## What this task involves
Please repeat all of the lines that follow, exactly as written.

Saved entries:
####################

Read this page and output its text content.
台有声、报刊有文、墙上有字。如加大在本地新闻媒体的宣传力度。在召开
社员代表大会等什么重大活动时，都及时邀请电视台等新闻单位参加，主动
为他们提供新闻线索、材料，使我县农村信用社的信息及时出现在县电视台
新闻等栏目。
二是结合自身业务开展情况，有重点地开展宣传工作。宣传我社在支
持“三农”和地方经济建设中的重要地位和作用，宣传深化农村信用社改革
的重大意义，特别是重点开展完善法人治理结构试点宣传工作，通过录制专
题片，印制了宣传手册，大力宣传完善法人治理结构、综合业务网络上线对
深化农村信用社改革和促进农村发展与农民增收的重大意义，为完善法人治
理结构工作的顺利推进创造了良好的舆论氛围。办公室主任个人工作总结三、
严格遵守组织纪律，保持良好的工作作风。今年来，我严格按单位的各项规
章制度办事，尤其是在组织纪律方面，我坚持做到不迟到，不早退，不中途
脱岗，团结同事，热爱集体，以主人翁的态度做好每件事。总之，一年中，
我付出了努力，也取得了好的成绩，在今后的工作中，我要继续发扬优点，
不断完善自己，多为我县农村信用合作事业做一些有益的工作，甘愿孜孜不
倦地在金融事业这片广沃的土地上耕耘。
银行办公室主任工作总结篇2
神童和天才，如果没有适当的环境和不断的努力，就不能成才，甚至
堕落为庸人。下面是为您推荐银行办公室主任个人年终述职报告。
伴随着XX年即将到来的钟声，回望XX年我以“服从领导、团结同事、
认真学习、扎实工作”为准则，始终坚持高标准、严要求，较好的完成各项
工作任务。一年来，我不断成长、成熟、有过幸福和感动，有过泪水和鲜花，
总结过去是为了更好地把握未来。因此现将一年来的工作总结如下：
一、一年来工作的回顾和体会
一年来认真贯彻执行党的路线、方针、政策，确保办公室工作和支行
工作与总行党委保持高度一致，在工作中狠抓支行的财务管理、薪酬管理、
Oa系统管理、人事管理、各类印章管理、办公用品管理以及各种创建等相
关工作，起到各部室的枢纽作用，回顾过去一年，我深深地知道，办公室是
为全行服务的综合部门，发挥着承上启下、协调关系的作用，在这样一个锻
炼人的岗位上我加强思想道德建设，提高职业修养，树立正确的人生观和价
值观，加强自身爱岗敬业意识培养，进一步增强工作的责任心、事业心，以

####################

## Response below
Read this page and output its text content.
台有声、报刊有文、墙上有字。如加大在本地新闻媒体的宣传力度。在召开
社员代表大会等什么重大活动时，都及时邀请电视台等新闻单位参加，主动
为他们提供新闻线索、材料，使我县农村信用社的信息及时出现在县电视台
新闻等栏目。
二是结合自身业务开展情况，有重点地开展宣传工作。宣传我社在支
持“三农”和地方经济建设中的重要地位和作用，宣传深化农村信用社改革
的重大意义，特别是重点开展完善法人治理结构试点宣传工作，通过录制专
题片，印制了宣传手册，大力宣传完善法人治理结构、综合业务网络上线对
深化农村信用社改革和促进农村发展与农民增收的重大意义，为完善法人治
理结构工作的顺利推进创造了良好的舆论氛围。办公室主任个人工作总结三、
严格遵守组织纪律，保持良好的工作作风。今年来，我严格按单位的各项规
章制度办事，尤其是在组织纪律方面，我坚持做到不迟到，不早退，不中途
脱岗，团结同事，热爱集体，以主人翁的态度做好每件事。总之，一年中，
我付出了努力，也取得了好的成绩，在今后的工作中，我要继续发扬优点，
不断完善自己，多为我县农村信用合作事业做一些有益的工作，甘愿孜孜不
倦地在金融事业这片广沃的土地上耕耘。
银行办公室主任工作总结篇2
神童和天才，如果没有适当的环境和不断的努力，就不能成才，甚至
堕落为庸人。下面是为您推荐银行办公室主任个人年终述职报告。
伴随着XX年即将到来的钟声，回望XX年我以“服从领导、团结同事、
认真学习、扎实工作”为准则，始终坚持高标准、严要求，较好的完成各项
工作任务。一年来，我不断成长、成熟、有过幸福和感动，有过泪水和鲜花，
总结过去是为了更好地把握未来。因此现将一年来的工作总结如下：
一、一年来工作的回顾和体会
一年来认真贯彻执行党的路线、方针、政策，确保办公室工作和支行
工作与总行党委保持高度一致，在工作中狠抓支行的财务管理、薪酬管理、
Oa系统管理、人事管理、各类印章管理、办公用品管理以及各种创建等相
关工作，起到各部室的枢纽作用，回顾过去一年，我深深地知道，办公室是
为全行服务的综合部门，发挥着承上启下、协调关系的作用，在这样一个锻
炼人的岗位上我加强思想道德建设，提高职业修养，树立正确的人生观和价
值观，加强自身爱岗敬业意识培养，进一步增强工作的责任心、事业心，以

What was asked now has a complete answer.